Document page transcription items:
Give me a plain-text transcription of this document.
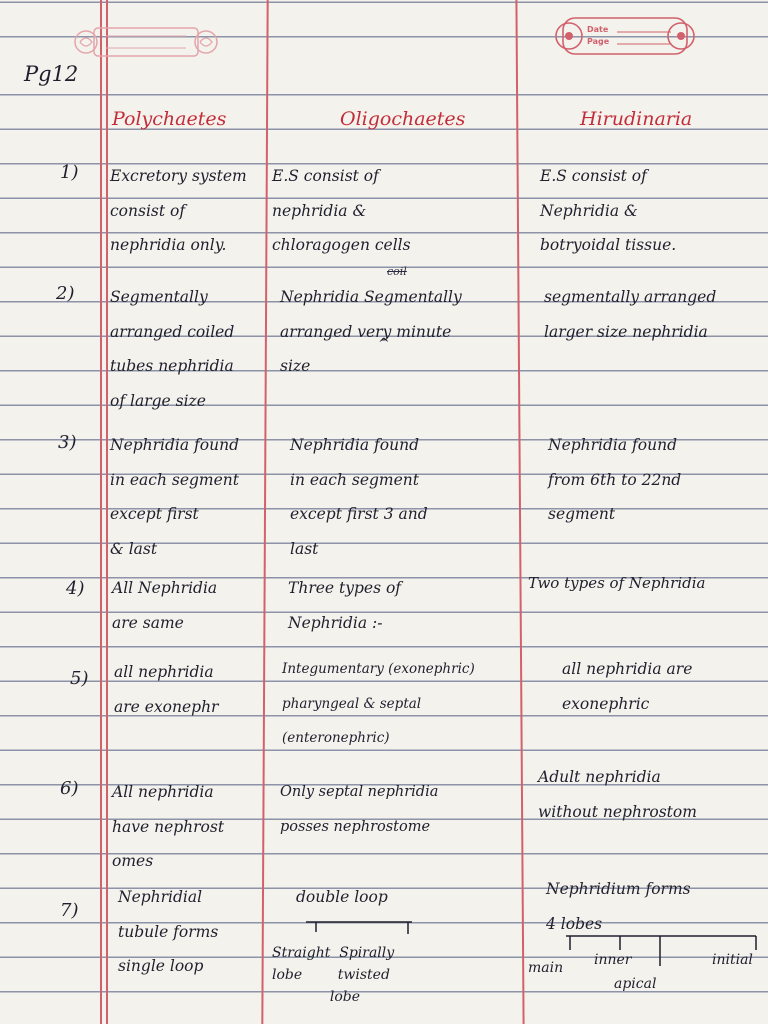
Date
Page
Pg12
Polychaetes	Oligochaetes	Hirudinaria
1) Excretory system
consist of
nephridia only.
E.S consist of
nephridia &
chloragogen cells
E.S consist of
Nephridia &
botryoidal tissue.
2) Segmentally
arranged coiled
tubes nephridia
of large size
Nephridia Segmentally
arranged very minute
size
coil
^
segmentally arranged
larger size nephridia
3) Nephridia found
in each segment
except first
& last
Nephridia found
in each segment
except first 3 and
last
Nephridia found
from 6th to 22nd
segment
4) All Nephridia
are same
Three types of
Nephridia :-
Two types of Nephridia
5) all nephridia
are exonephr
Integumentary (exonephric)
pharyngeal & septal
(enteronephric)
all nephridia are
exonephric
6) All nephridia
have nephrost
omes
Only septal nephridia
posses nephrostome
Adult nephridia
without nephrostom
7)
Nephridial
tubule forms
single loop
double loop
Straight  Spirally
lobe        twisted
lobe
Nephridium forms
4 lobes
main inner
apical
initial
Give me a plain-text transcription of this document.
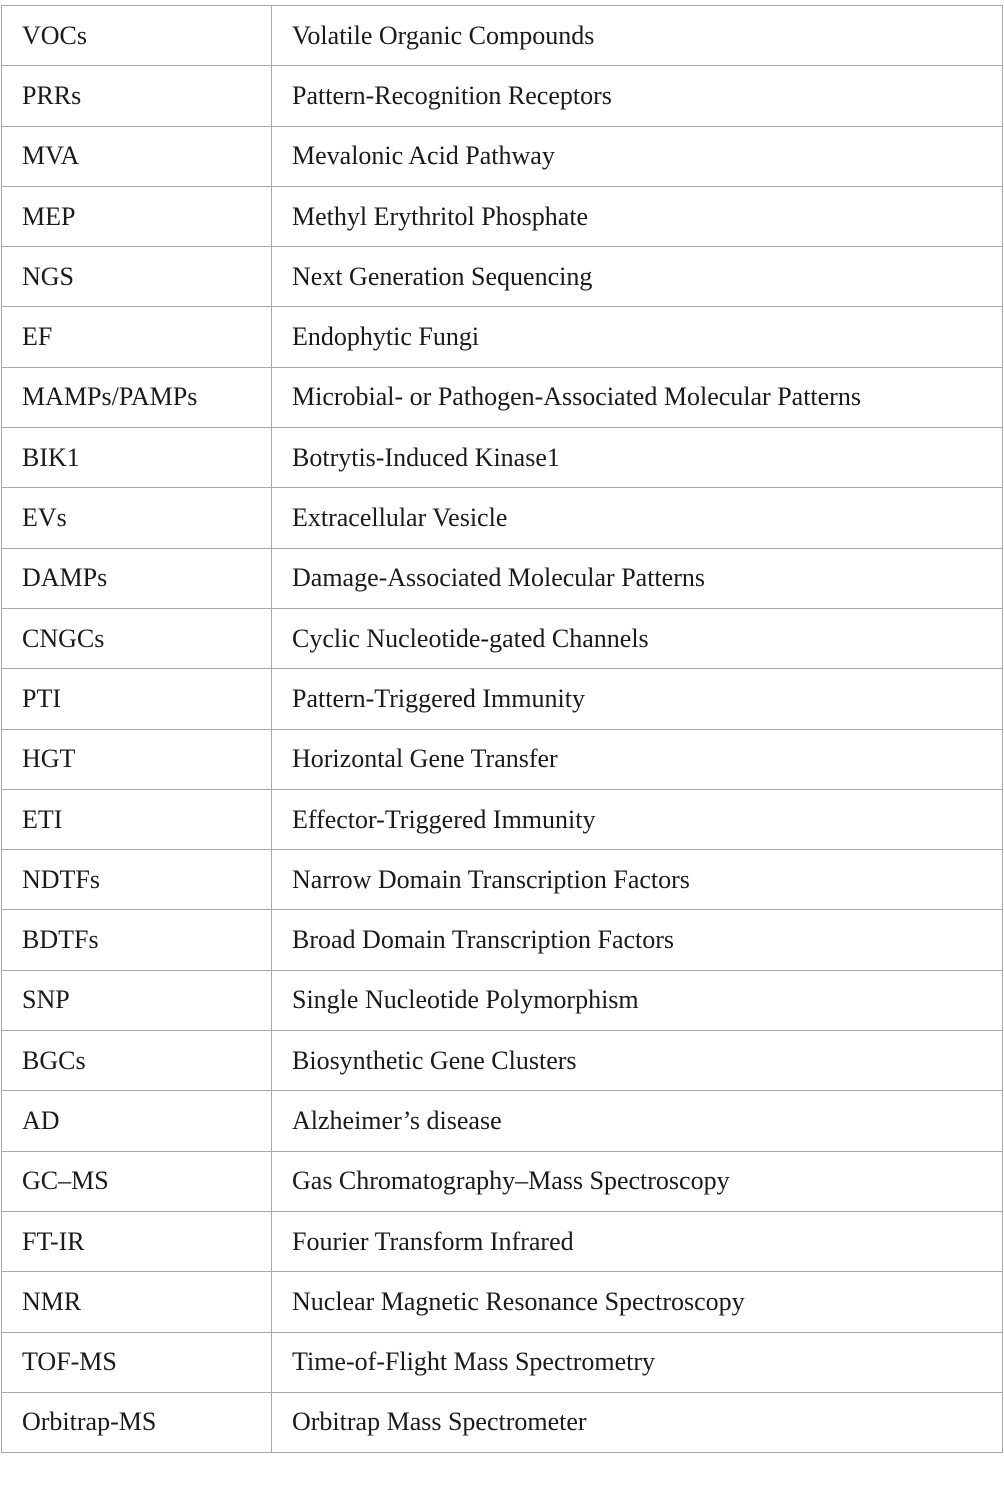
VOCs	Volatile Organic Compounds
PRRs	Pattern-Recognition Receptors
MVA	Mevalonic Acid Pathway
MEP	Methyl Erythritol Phosphate
NGS	Next Generation Sequencing
EF	Endophytic Fungi
MAMPs/PAMPs	Microbial- or Pathogen-Associated Molecular Patterns
BIK1	Botrytis-Induced Kinase1
EVs	Extracellular Vesicle
DAMPs	Damage-Associated Molecular Patterns
CNGCs	Cyclic Nucleotide-gated Channels
PTI	Pattern-Triggered Immunity
HGT	Horizontal Gene Transfer
ETI	Effector-Triggered Immunity
NDTFs	Narrow Domain Transcription Factors
BDTFs	Broad Domain Transcription Factors
SNP	Single Nucleotide Polymorphism
BGCs	Biosynthetic Gene Clusters
AD	Alzheimer’s disease
GC–MS	Gas Chromatography–Mass Spectroscopy
FT-IR	Fourier Transform Infrared
NMR	Nuclear Magnetic Resonance Spectroscopy
TOF-MS	Time-of-Flight Mass Spectrometry
Orbitrap-MS	Orbitrap Mass Spectrometer
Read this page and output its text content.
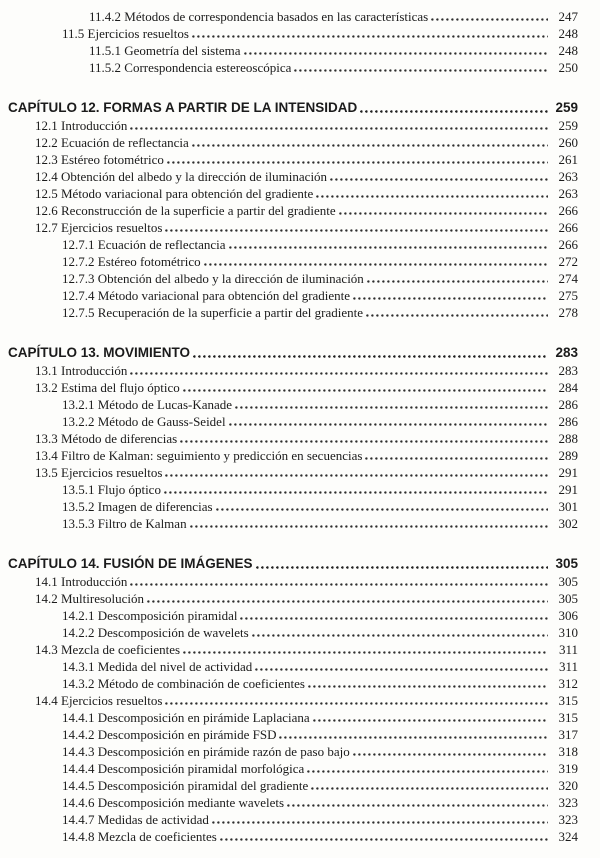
11.4.2 Métodos de correspondencia basados en las características	247
11.5 Ejercicios resueltos	248
11.5.1 Geometría del sistema	248
11.5.2 Correspondencia estereoscópica	250
CAPÍTULO 12. FORMAS A PARTIR DE LA INTENSIDAD	259
12.1 Introducción	259
12.2 Ecuación de reflectancia	260
12.3 Estéreo fotométrico	261
12.4 Obtención del albedo y la dirección de iluminación	263
12.5 Método variacional para obtención del gradiente	263
12.6 Reconstrucción de la superficie a partir del gradiente	266
12.7 Ejercicios resueltos	266
12.7.1 Ecuación de reflectancia	266
12.7.2 Estéreo fotométrico	272
12.7.3 Obtención del albedo y la dirección de iluminación	274
12.7.4 Método variacional para obtención del gradiente	275
12.7.5 Recuperación de la superficie a partir del gradiente	278
CAPÍTULO 13. MOVIMIENTO	283
13.1 Introducción	283
13.2 Estima del flujo óptico	284
13.2.1 Método de Lucas-Kanade	286
13.2.2 Método de Gauss-Seidel	286
13.3 Método de diferencias	288
13.4 Filtro de Kalman: seguimiento y predicción en secuencias	289
13.5 Ejercicios resueltos	291
13.5.1 Flujo óptico	291
13.5.2 Imagen de diferencias	301
13.5.3 Filtro de Kalman	302
CAPÍTULO 14. FUSIÓN DE IMÁGENES	305
14.1 Introducción	305
14.2 Multiresolución	305
14.2.1 Descomposición piramidal	306
14.2.2 Descomposición de wavelets	310
14.3 Mezcla de coeficientes	311
14.3.1 Medida del nivel de actividad	311
14.3.2 Método de combinación de coeficientes	312
14.4 Ejercicios resueltos	315
14.4.1 Descomposición en pirámide Laplaciana	315
14.4.2 Descomposición en pirámide FSD	317
14.4.3 Descomposición en pirámide razón de paso bajo	318
14.4.4 Descomposición piramidal morfológica	319
14.4.5 Descomposición piramidal del gradiente	320
14.4.6 Descomposición mediante wavelets	323
14.4.7 Medidas de actividad	323
14.4.8 Mezcla de coeficientes	324
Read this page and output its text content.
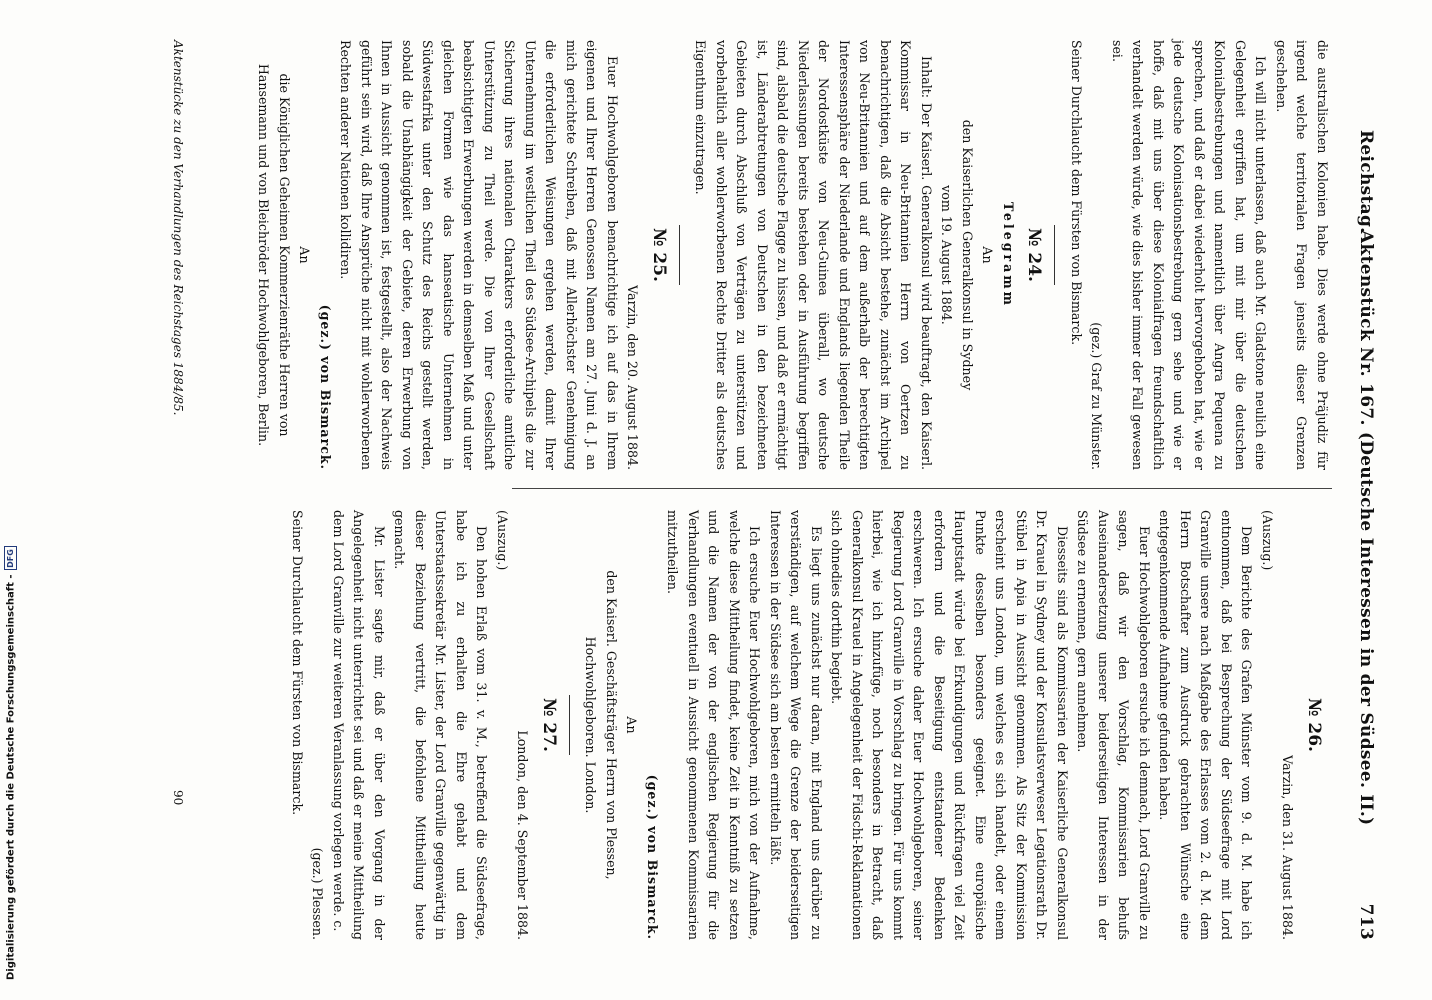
Reichstag.
Aktenstück Nr. 167. (Deutsche Interessen in der Südsee. II.)
713

die australischen Kolonien habe. Dies werde ohne Präjudiz für irgend welche territorialen Fragen jenseits dieser Grenzen geschehen.

Ich will nicht unterlassen, daß auch Mr. Gladstone neulich eine Gelegenheit ergriffen hat, um mit mir über die deutschen Kolonialbestrebungen und namentlich über Angra Pequena zu sprechen, und daß er dabei wiederholt hervorgehoben hat, wie er jede deutsche Kolonisationsbestrebung gern sehe und wie er hoffe, daß mit uns über diese Kolonialfragen freundschaftlich verhandelt werden würde, wie dies bisher immer der Fall gewesen sei.

(gez.) Graf zu Münster.

Seiner Durchlaucht dem Fürsten von Bismarck.

№ 24.

Telegramm

An

den Kaiserlichen Generalkonsul in Sydney

vom 19. August 1884.

Inhalt: Der Kaiserl. Generalkonsul wird beauftragt, den Kaiserl. Kommissar in Neu-Britannien Herrn von Oertzen zu benachrichtigen, daß die Absicht bestehe, zunächst im Archipel von Neu-Britannien und auf dem außerhalb der berechtigten Interessensphäre der Niederlande und Englands liegenden Theile der Nordostküste von Neu-Guinea überall, wo deutsche Niederlassungen bereits bestehen oder in Ausführung begriffen sind, alsbald die deutsche Flagge zu hissen, und daß er ermächtigt ist, Länderabtretungen von Deutschen in den bezeichneten Gebieten durch Abschluß von Verträgen zu unterstützen und vorbehaltlich aller wohlerworbenen Rechte Dritter als deutsches Eigenthum einzutragen.

№ 25.

Varzin, den 20. August 1884.

Euer Hochwohlgeboren benachrichtige ich auf das in Ihrem eigenen und Ihrer Herren Genossen Namen am 27. Juni d. J. an mich gerichtete Schreiben, daß mit Allerhöchster Genehmigung die erforderlichen Weisungen ergehen werden, damit Ihrer Unternehmung im westlichen Theil des Südsee-Archipels die zur Sicherung ihres nationalen Charakters erforderliche amtliche Unterstützung zu Theil werde. Die von Ihrer Gesellschaft beabsichtigten Erwerbungen werden in demselben Maß und unter gleichen Formen wie das hanseatische Unternehmen in Südwestafrika unter den Schutz des Reichs gestellt werden, sobald die Unabhängigkeit der Gebiete, deren Erwerbung von Ihnen in Aussicht genommen ist, festgestellt, also der Nachweis geführt sein wird, daß Ihre Ansprüche nicht mit wohlerworbenen Rechten anderer Nationen kollidiren.

(gez.) von Bismarck.

An

die Königlichen Geheimen Kommerzienräthe Herren von Hansemann und von Bleichröder Hochwohlgeboren, Berlin.

№ 26.

Varzin, den 31. August 1884.

(Auszug.)

Dem Berichte des Grafen Münster vom 9. d. M. habe ich entnommen, daß bei Besprechung der Südseefrage mit Lord Granville unsere nach Maßgabe des Erlasses vom 2. d. M. dem Herrn Botschafter zum Ausdruck gebrachten Wünsche eine entgegenkommende Aufnahme gefunden haben.

Euer Hochwohlgeboren ersuche ich demnach, Lord Granville zu sagen, daß wir den Vorschlag, Kommissarien behufs Auseinandersetzung unserer beiderseitigen Interessen in der Südsee zu ernennen, gern annehmen.

Diesseits sind als Kommissarien der Kaiserliche Generalkonsul Dr. Krauel in Sydney und der Konsulatsverweser Legationsrath Dr. Stübel in Apia in Aussicht genommen. Als Sitz der Kommission erscheint uns London, um welches es sich handelt, oder einem Punkte desselben besonders geeignet. Eine europäische Hauptstadt würde bei Erkundigungen und Rückfragen viel Zeit erfordern und die Beseitigung entstandener Bedenken erschweren. Ich ersuche daher Euer Hochwohlgeboren, seiner Regierung Lord Granville in Vorschlag zu bringen. Für uns kommt hierbei, wie ich hinzufüge, noch besonders in Betracht, daß Generalkonsul Krauel in Angelegenheit der Fidschi-Reklamationen sich ohnedies dorthin begiebt.

Es liegt uns zunächst nur daran, mit England uns darüber zu verständigen, auf welchem Wege die Grenze der beiderseitigen Interessen in der Südsee sich am besten ermitteln läßt.

Ich ersuche Euer Hochwohlgeboren, mich von der Aufnahme, welche diese Mittheilung findet, keine Zeit in Kenntniß zu setzen und die Namen der von der englischen Regierung für die Verhandlungen eventuell in Aussicht genommenen Kommissarien mitzutheilen.

(gez.) von Bismarck.

An

den Kaiserl. Geschäftsträger Herrn von Plessen, Hochwohlgeboren. London.

№ 27.

London, den 4. September 1884.

(Auszug.)

Den hohen Erlaß vom 31. v. M., betreffend die Südseefrage, habe ich zu erhalten die Ehre gehabt und dem Unterstaatssekretär Mr. Lister, der Lord Granville gegenwärtig in dieser Beziehung vertritt, die befohlene Mittheilung heute gemacht.

Mr. Lister sagte mir, daß er über den Vorgang in der Angelegenheit nicht unterrichtet sei und daß er meine Mittheilung dem Lord Granville zur weiteren Veranlassung vorlegen werde. c.

(gez.) Plessen.

Seiner Durchlaucht dem Fürsten von Bismarck.

Aktenstücke zu den Verhandlungen des Reichstages 1884/85.
90
Digitalisierung gefördert durch die Deutsche Forschungsgemeinschaft -DFG
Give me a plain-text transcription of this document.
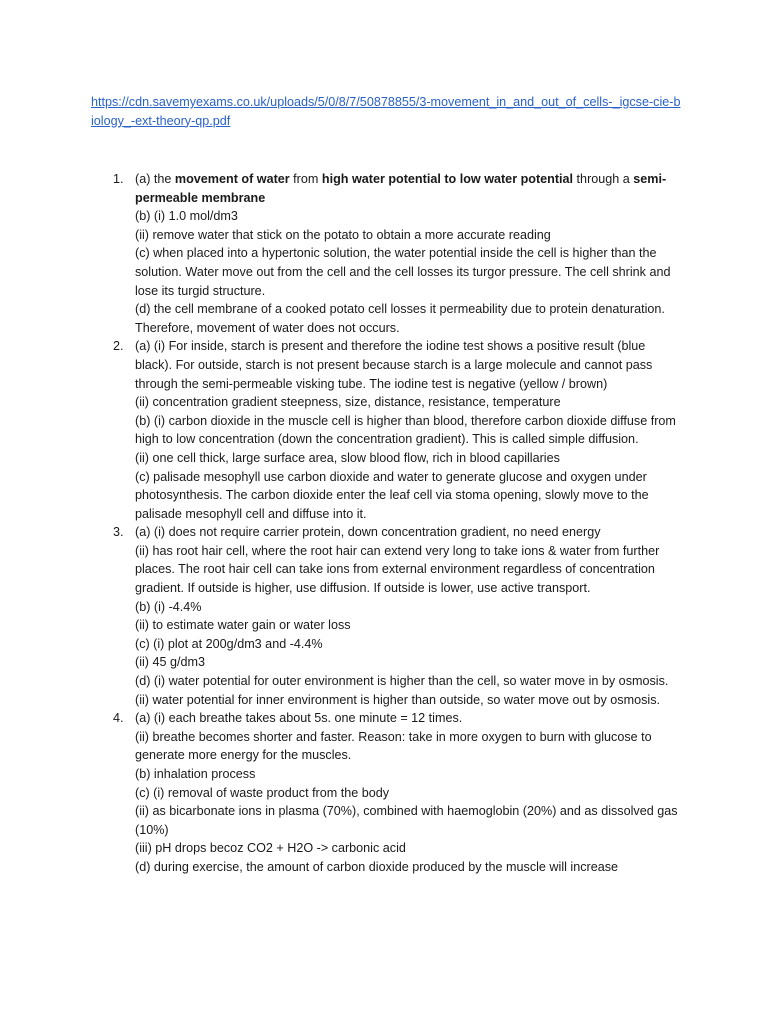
https://cdn.savemyexams.co.uk/uploads/5/0/8/7/50878855/3-movement_in_and_out_of_cells-_igcse-cie-biology_-ext-theory-qp.pdf
1. (a) the movement of water from high water potential to low water potential through a semi-permeable membrane
(b) (i) 1.0 mol/dm3
(ii) remove water that stick on the potato to obtain a more accurate reading
(c) when placed into a hypertonic solution, the water potential inside the cell is higher than the solution. Water move out from the cell and the cell losses its turgor pressure. The cell shrink and lose its turgid structure.
(d) the cell membrane of a cooked potato cell losses it permeability due to protein denaturation. Therefore, movement of water does not occurs.
2. (a) (i) For inside, starch is present and therefore the iodine test shows a positive result (blue black). For outside, starch is not present because starch is a large molecule and cannot pass through the semi-permeable visking tube. The iodine test is negative (yellow / brown)
(ii) concentration gradient steepness, size, distance, resistance, temperature
(b) (i) carbon dioxide in the muscle cell is higher than blood, therefore carbon dioxide diffuse from high to low concentration (down the concentration gradient). This is called simple diffusion.
(ii) one cell thick, large surface area, slow blood flow, rich in blood capillaries
(c) palisade mesophyll use carbon dioxide and water to generate glucose and oxygen under photosynthesis. The carbon dioxide enter the leaf cell via stoma opening, slowly move to the palisade mesophyll cell and diffuse into it.
3. (a) (i) does not require carrier protein, down concentration gradient, no need energy
(ii) has root hair cell, where the root hair can extend very long to take ions & water from further places. The root hair cell can take ions from external environment regardless of concentration gradient. If outside is higher, use diffusion. If outside is lower, use active transport.
(b) (i) -4.4%
(ii) to estimate water gain or water loss
(c) (i) plot at 200g/dm3 and -4.4%
(ii) 45 g/dm3
(d) (i) water potential for outer environment is higher than the cell, so water move in by osmosis.
(ii) water potential for inner environment is higher than outside, so water move out by osmosis.
4. (a) (i) each breathe takes about 5s. one minute = 12 times.
(ii) breathe becomes shorter and faster. Reason: take in more oxygen to burn with glucose to generate more energy for the muscles.
(b) inhalation process
(c) (i) removal of waste product from the body
(ii) as bicarbonate ions in plasma (70%), combined with haemoglobin (20%) and as dissolved gas (10%)
(iii) pH drops becoz CO2 + H2O -> carbonic acid
(d) during exercise, the amount of carbon dioxide produced by the muscle will increase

▶ [PROMPT]: Number of lines above with the word "Varzin": state it alone.

▶ [SOLVED EXERCISE]: 2